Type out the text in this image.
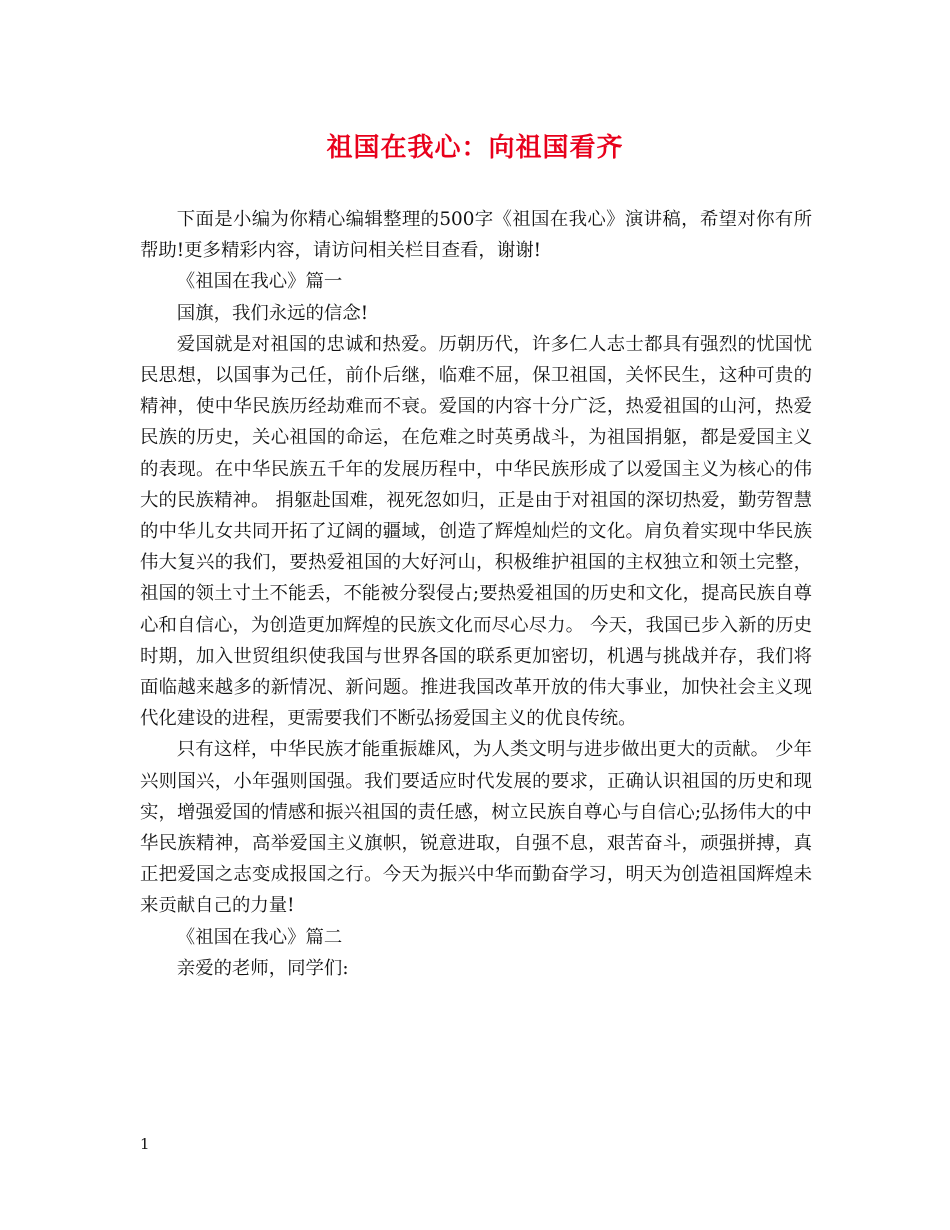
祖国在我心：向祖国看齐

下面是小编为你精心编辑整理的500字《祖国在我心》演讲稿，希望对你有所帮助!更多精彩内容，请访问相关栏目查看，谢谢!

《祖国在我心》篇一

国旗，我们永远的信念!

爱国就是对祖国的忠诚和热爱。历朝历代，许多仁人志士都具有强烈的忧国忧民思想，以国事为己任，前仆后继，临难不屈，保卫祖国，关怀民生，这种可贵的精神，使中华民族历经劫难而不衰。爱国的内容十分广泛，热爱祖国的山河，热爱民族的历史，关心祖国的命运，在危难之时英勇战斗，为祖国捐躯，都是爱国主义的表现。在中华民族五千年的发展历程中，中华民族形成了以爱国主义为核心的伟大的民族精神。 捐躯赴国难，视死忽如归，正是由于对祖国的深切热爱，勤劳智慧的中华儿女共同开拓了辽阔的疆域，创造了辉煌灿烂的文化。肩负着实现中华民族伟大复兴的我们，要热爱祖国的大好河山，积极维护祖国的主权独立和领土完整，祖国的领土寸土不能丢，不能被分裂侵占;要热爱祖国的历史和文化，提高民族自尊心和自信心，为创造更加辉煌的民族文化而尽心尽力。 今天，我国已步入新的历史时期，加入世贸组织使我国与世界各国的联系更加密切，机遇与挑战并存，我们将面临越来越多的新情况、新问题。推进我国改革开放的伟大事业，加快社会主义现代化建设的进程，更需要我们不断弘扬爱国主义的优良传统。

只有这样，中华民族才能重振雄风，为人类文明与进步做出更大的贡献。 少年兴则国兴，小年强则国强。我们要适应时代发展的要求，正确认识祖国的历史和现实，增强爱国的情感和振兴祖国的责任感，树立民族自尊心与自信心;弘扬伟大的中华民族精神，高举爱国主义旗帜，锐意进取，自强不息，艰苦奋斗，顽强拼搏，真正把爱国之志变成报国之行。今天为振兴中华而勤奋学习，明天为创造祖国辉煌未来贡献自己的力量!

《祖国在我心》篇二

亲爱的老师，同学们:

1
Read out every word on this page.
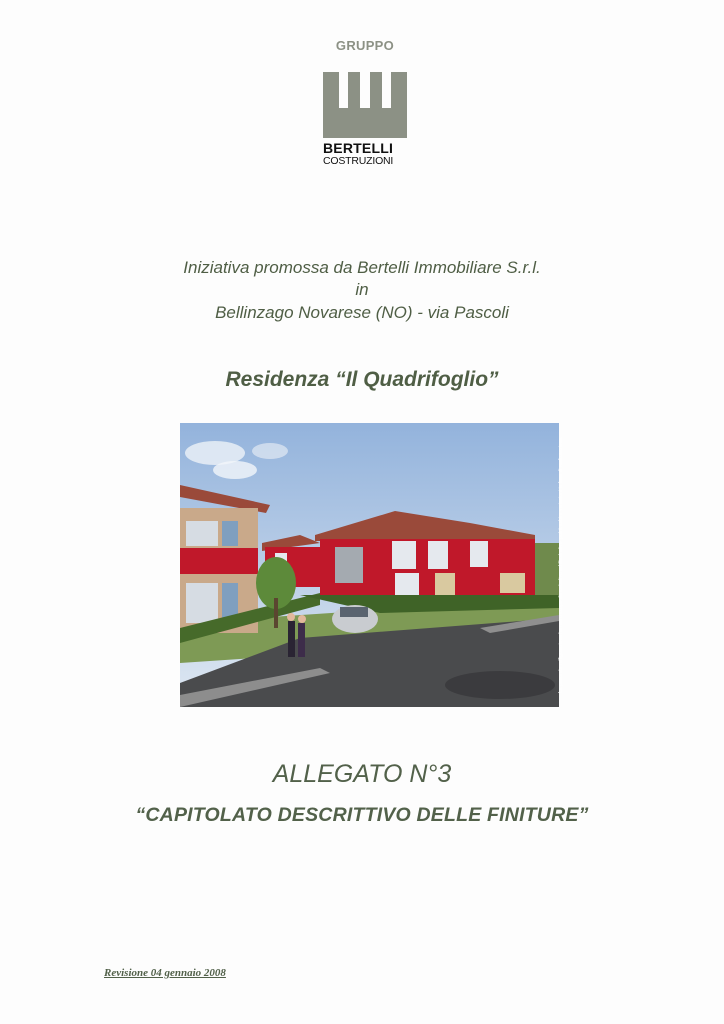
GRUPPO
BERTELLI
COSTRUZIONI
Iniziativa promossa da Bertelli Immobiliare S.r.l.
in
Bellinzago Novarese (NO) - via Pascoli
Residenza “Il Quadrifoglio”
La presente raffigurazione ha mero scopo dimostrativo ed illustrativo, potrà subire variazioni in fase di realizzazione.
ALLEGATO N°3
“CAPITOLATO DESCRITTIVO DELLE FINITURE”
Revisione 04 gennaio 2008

________

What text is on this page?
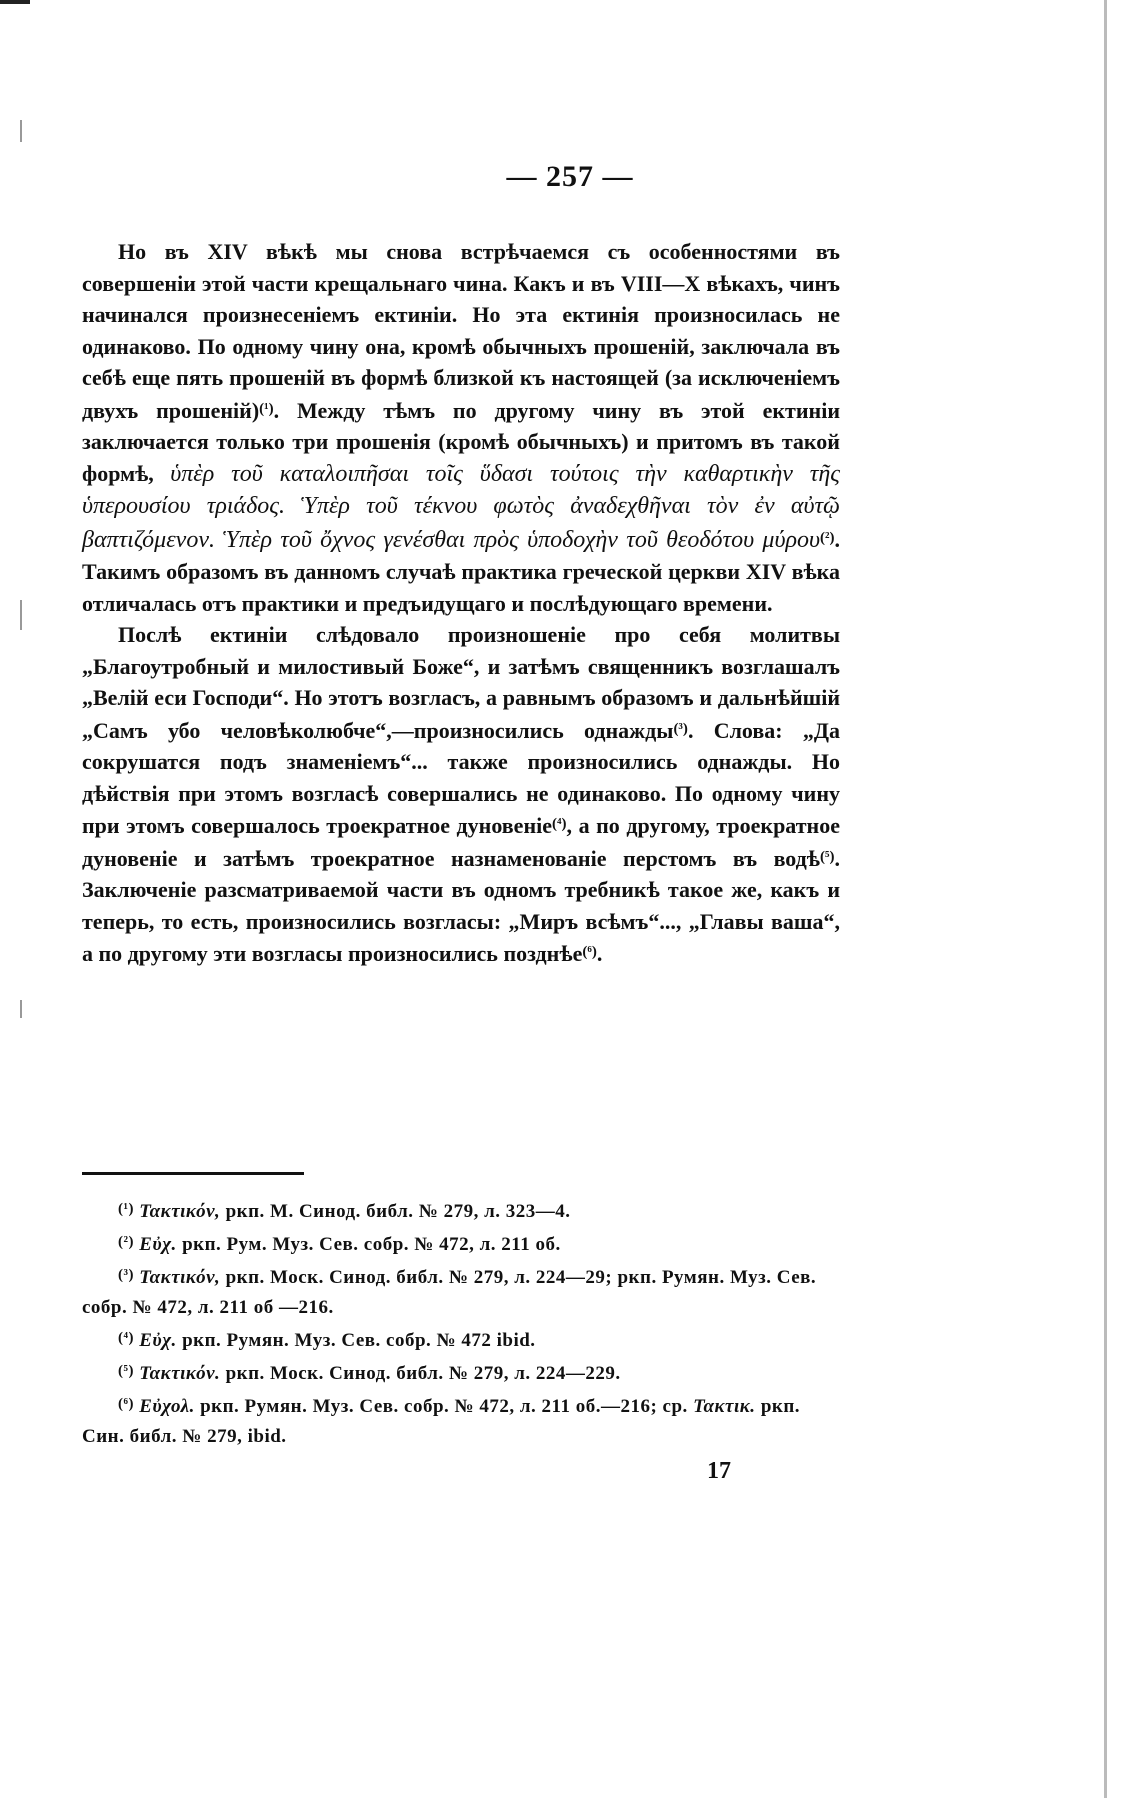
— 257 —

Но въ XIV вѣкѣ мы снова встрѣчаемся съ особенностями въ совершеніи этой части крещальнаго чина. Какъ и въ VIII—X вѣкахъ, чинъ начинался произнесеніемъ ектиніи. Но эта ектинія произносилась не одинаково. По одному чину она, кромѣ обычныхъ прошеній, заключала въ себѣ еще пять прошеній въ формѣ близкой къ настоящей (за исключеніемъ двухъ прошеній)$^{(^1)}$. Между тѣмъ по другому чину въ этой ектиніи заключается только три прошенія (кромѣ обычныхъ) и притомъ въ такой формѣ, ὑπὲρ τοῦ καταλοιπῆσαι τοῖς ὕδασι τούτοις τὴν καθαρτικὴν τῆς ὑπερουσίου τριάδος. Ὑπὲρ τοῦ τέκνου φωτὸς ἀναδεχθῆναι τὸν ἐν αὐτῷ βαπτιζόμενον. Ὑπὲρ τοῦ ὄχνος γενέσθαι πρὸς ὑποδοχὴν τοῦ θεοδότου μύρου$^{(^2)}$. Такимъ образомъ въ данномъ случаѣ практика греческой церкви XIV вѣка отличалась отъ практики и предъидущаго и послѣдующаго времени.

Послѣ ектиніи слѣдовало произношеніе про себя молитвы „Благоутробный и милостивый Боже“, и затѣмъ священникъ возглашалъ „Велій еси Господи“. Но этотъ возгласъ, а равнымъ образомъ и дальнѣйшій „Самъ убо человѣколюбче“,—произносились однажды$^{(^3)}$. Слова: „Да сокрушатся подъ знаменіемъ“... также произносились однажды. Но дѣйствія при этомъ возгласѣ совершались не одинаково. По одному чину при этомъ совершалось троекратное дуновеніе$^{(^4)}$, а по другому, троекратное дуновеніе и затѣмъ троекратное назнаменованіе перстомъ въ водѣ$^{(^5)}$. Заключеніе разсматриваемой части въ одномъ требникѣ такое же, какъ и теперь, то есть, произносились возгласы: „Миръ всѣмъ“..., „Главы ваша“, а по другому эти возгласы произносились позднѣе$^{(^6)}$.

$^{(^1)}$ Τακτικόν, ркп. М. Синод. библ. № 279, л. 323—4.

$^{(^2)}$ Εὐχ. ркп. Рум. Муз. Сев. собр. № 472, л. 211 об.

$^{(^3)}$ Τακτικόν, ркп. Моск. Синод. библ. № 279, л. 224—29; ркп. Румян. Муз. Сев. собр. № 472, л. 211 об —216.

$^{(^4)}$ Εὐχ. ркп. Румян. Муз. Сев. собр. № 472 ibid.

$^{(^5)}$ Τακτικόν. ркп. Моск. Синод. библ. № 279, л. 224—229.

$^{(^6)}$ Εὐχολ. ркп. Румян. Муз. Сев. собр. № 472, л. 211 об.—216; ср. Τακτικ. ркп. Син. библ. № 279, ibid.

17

________

PROBLEM REQUIREMENTS: Out of the records, collect only those lines that contain the string "祖国在我心".

FINAL ANSWER:
祖国在我心：向祖国看齐
下面是小编为你精心编辑整理的500字《祖国在我心》演讲稿，希望对你有所帮助!更多精彩内容，请访问相关栏目查看，谢谢!
《祖国在我心》篇一
《祖国在我心》篇二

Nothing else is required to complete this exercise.